# What you are asked to do:
Transcribe each record exactly. Include every one.
####################
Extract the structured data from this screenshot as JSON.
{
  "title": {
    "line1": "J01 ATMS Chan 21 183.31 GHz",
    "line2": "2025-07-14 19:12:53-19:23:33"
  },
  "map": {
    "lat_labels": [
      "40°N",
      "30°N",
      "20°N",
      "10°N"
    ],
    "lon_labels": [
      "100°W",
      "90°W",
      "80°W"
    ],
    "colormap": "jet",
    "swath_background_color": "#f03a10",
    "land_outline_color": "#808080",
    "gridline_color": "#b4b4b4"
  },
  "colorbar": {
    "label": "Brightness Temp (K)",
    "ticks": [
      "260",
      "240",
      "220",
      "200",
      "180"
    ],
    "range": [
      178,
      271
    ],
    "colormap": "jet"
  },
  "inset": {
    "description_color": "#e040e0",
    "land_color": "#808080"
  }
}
####################
# Answer to this task:
Extract the structured data from this screenshot as JSON.
{
  "title": {
    "line1": "J01 ATMS Chan 21 183.31 GHz",
    "line2": "2025-07-14 19:12:53-19:23:33"
  },
  "map": {
    "lat_labels": [
      "40°N",
      "30°N",
      "20°N",
      "10°N"
    ],
    "lon_labels": [
      "100°W",
      "90°W",
      "80°W"
    ],
    "colormap": "jet",
    "swath_background_color": "#f03a10",
    "land_outline_color": "#808080",
    "gridline_color": "#b4b4b4"
  },
  "colorbar": {
    "label": "Brightness Temp (K)",
    "ticks": [
      "260",
      "240",
      "220",
      "200",
      "180"
    ],
    "range": [
      178,
      271
    ],
    "colormap": "jet"
  },
  "inset": {
    "description_color": "#e040e0",
    "land_color": "#808080"
  }
}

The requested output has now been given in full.